Your job is to retype all of the data word for word, leaving every image out.

[Data entries]
****

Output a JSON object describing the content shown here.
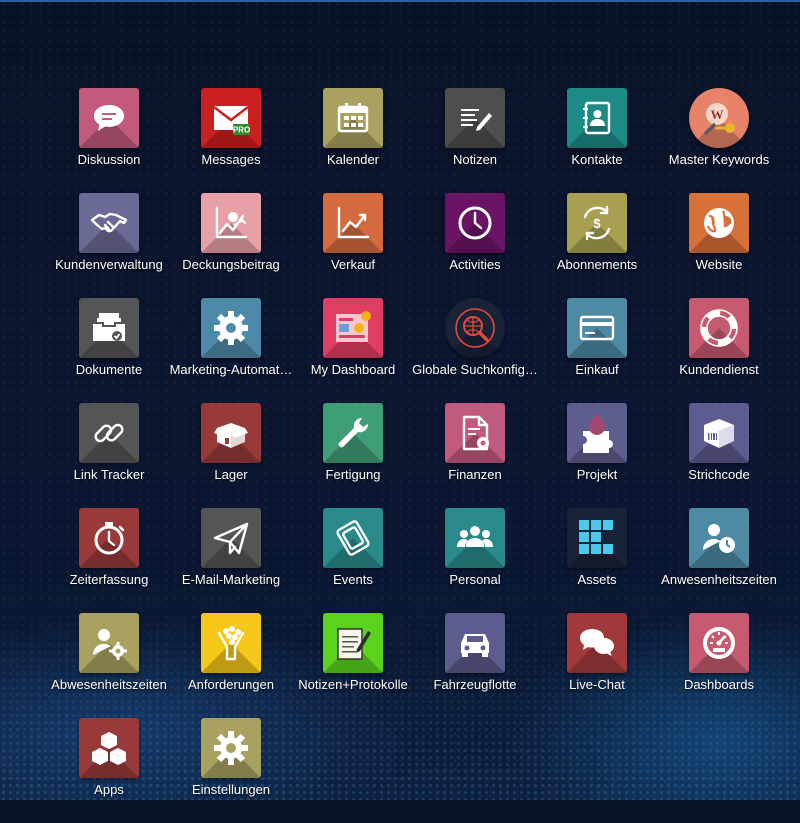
{
  "apps": [
    {
      "label": "Diskussion",
      "icon": "chat-bubble-icon",
      "color": "#c15a7c"
    },
    {
      "label": "Messages",
      "icon": "envelope-pro-icon",
      "color": "#cc1f1f"
    },
    {
      "label": "Kalender",
      "icon": "calendar-icon",
      "color": "#a9a160"
    },
    {
      "label": "Notizen",
      "icon": "note-pencil-icon",
      "color": "#4e4e4e"
    },
    {
      "label": "Kontakte",
      "icon": "address-book-icon",
      "color": "#1e8a86"
    },
    {
      "label": "Master Keywords",
      "icon": "keyword-key-icon",
      "color": "#e8836a"
    },
    {
      "label": "Kundenverwaltung",
      "icon": "handshake-icon",
      "color": "#6a6a96"
    },
    {
      "label": "Deckungsbeitrag",
      "icon": "chart-person-icon",
      "color": "#e8a0a8"
    },
    {
      "label": "Verkauf",
      "icon": "trend-chart-icon",
      "color": "#d46b3e"
    },
    {
      "label": "Activities",
      "icon": "clock-icon",
      "color": "#6b1465"
    },
    {
      "label": "Abonnements",
      "icon": "recurring-dollar-icon",
      "color": "#a8a050"
    },
    {
      "label": "Website",
      "icon": "globe-icon",
      "color": "#d8703a"
    },
    {
      "label": "Dokumente",
      "icon": "inbox-tray-icon",
      "color": "#555555"
    },
    {
      "label": "Marketing-Automat…",
      "icon": "gear-icon",
      "color": "#4d8aa8"
    },
    {
      "label": "My Dashboard",
      "icon": "dashboard-screen-icon",
      "color": "#e03d63"
    },
    {
      "label": "Globale Suchkonfig…",
      "icon": "globe-search-icon",
      "color": "#1a2238"
    },
    {
      "label": "Einkauf",
      "icon": "credit-card-icon",
      "color": "#4e8aa4"
    },
    {
      "label": "Kundendienst",
      "icon": "lifebuoy-icon",
      "color": "#c55a70"
    },
    {
      "label": "Link Tracker",
      "icon": "link-icon",
      "color": "#555555"
    },
    {
      "label": "Lager",
      "icon": "open-box-icon",
      "color": "#983a3a"
    },
    {
      "label": "Fertigung",
      "icon": "wrench-icon",
      "color": "#3f9e76"
    },
    {
      "label": "Finanzen",
      "icon": "document-gear-icon",
      "color": "#c05a7e"
    },
    {
      "label": "Projekt",
      "icon": "puzzle-drop-icon",
      "color": "#5e5e8e"
    },
    {
      "label": "Strichcode",
      "icon": "barcode-box-icon",
      "color": "#5c5c8e"
    },
    {
      "label": "Zeiterfassung",
      "icon": "stopwatch-icon",
      "color": "#983a3a"
    },
    {
      "label": "E-Mail-Marketing",
      "icon": "paper-plane-icon",
      "color": "#555555"
    },
    {
      "label": "Events",
      "icon": "ticket-icon",
      "color": "#2a8a8a"
    },
    {
      "label": "Personal",
      "icon": "people-icon",
      "color": "#2a8a8a"
    },
    {
      "label": "Assets",
      "icon": "grid-blocks-icon",
      "color": "#1a2238"
    },
    {
      "label": "Anwesenheitszeiten",
      "icon": "user-clock-icon",
      "color": "#4e8aa4"
    },
    {
      "label": "Abwesenheitszeiten",
      "icon": "user-gear-icon",
      "color": "#a9a160"
    },
    {
      "label": "Anforderungen",
      "icon": "hand-dots-icon",
      "color": "#f5c71a"
    },
    {
      "label": "Notizen+Protokolle",
      "icon": "notepad-pen-icon",
      "color": "#5ad21e"
    },
    {
      "label": "Fahrzeugflotte",
      "icon": "car-icon",
      "color": "#5c5c8e"
    },
    {
      "label": "Live-Chat",
      "icon": "chat-bubbles-icon",
      "color": "#a03a3a"
    },
    {
      "label": "Dashboards",
      "icon": "speedometer-icon",
      "color": "#c55a70"
    },
    {
      "label": "Apps",
      "icon": "cubes-icon",
      "color": "#983a3a"
    },
    {
      "label": "Einstellungen",
      "icon": "settings-gear-icon",
      "color": "#a9a160"
    }
  ]
}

****

WRITTEN RESPONSE.
Output a JSON object describing the content shown here.
{
  "apps": [
    {
      "label": "Diskussion",
      "icon": "chat-bubble-icon",
      "color": "#c15a7c"
    },
    {
      "label": "Messages",
      "icon": "envelope-pro-icon",
      "color": "#cc1f1f"
    },
    {
      "label": "Kalender",
      "icon": "calendar-icon",
      "color": "#a9a160"
    },
    {
      "label": "Notizen",
      "icon": "note-pencil-icon",
      "color": "#4e4e4e"
    },
    {
      "label": "Kontakte",
      "icon": "address-book-icon",
      "color": "#1e8a86"
    },
    {
      "label": "Master Keywords",
      "icon": "keyword-key-icon",
      "color": "#e8836a"
    },
    {
      "label": "Kundenverwaltung",
      "icon": "handshake-icon",
      "color": "#6a6a96"
    },
    {
      "label": "Deckungsbeitrag",
      "icon": "chart-person-icon",
      "color": "#e8a0a8"
    },
    {
      "label": "Verkauf",
      "icon": "trend-chart-icon",
      "color": "#d46b3e"
    },
    {
      "label": "Activities",
      "icon": "clock-icon",
      "color": "#6b1465"
    },
    {
      "label": "Abonnements",
      "icon": "recurring-dollar-icon",
      "color": "#a8a050"
    },
    {
      "label": "Website",
      "icon": "globe-icon",
      "color": "#d8703a"
    },
    {
      "label": "Dokumente",
      "icon": "inbox-tray-icon",
      "color": "#555555"
    },
    {
      "label": "Marketing-Automat…",
      "icon": "gear-icon",
      "color": "#4d8aa8"
    },
    {
      "label": "My Dashboard",
      "icon": "dashboard-screen-icon",
      "color": "#e03d63"
    },
    {
      "label": "Globale Suchkonfig…",
      "icon": "globe-search-icon",
      "color": "#1a2238"
    },
    {
      "label": "Einkauf",
      "icon": "credit-card-icon",
      "color": "#4e8aa4"
    },
    {
      "label": "Kundendienst",
      "icon": "lifebuoy-icon",
      "color": "#c55a70"
    },
    {
      "label": "Link Tracker",
      "icon": "link-icon",
      "color": "#555555"
    },
    {
      "label": "Lager",
      "icon": "open-box-icon",
      "color": "#983a3a"
    },
    {
      "label": "Fertigung",
      "icon": "wrench-icon",
      "color": "#3f9e76"
    },
    {
      "label": "Finanzen",
      "icon": "document-gear-icon",
      "color": "#c05a7e"
    },
    {
      "label": "Projekt",
      "icon": "puzzle-drop-icon",
      "color": "#5e5e8e"
    },
    {
      "label": "Strichcode",
      "icon": "barcode-box-icon",
      "color": "#5c5c8e"
    },
    {
      "label": "Zeiterfassung",
      "icon": "stopwatch-icon",
      "color": "#983a3a"
    },
    {
      "label": "E-Mail-Marketing",
      "icon": "paper-plane-icon",
      "color": "#555555"
    },
    {
      "label": "Events",
      "icon": "ticket-icon",
      "color": "#2a8a8a"
    },
    {
      "label": "Personal",
      "icon": "people-icon",
      "color": "#2a8a8a"
    },
    {
      "label": "Assets",
      "icon": "grid-blocks-icon",
      "color": "#1a2238"
    },
    {
      "label": "Anwesenheitszeiten",
      "icon": "user-clock-icon",
      "color": "#4e8aa4"
    },
    {
      "label": "Abwesenheitszeiten",
      "icon": "user-gear-icon",
      "color": "#a9a160"
    },
    {
      "label": "Anforderungen",
      "icon": "hand-dots-icon",
      "color": "#f5c71a"
    },
    {
      "label": "Notizen+Protokolle",
      "icon": "notepad-pen-icon",
      "color": "#5ad21e"
    },
    {
      "label": "Fahrzeugflotte",
      "icon": "car-icon",
      "color": "#5c5c8e"
    },
    {
      "label": "Live-Chat",
      "icon": "chat-bubbles-icon",
      "color": "#a03a3a"
    },
    {
      "label": "Dashboards",
      "icon": "speedometer-icon",
      "color": "#c55a70"
    },
    {
      "label": "Apps",
      "icon": "cubes-icon",
      "color": "#983a3a"
    },
    {
      "label": "Einstellungen",
      "icon": "settings-gear-icon",
      "color": "#a9a160"
    }
  ]
}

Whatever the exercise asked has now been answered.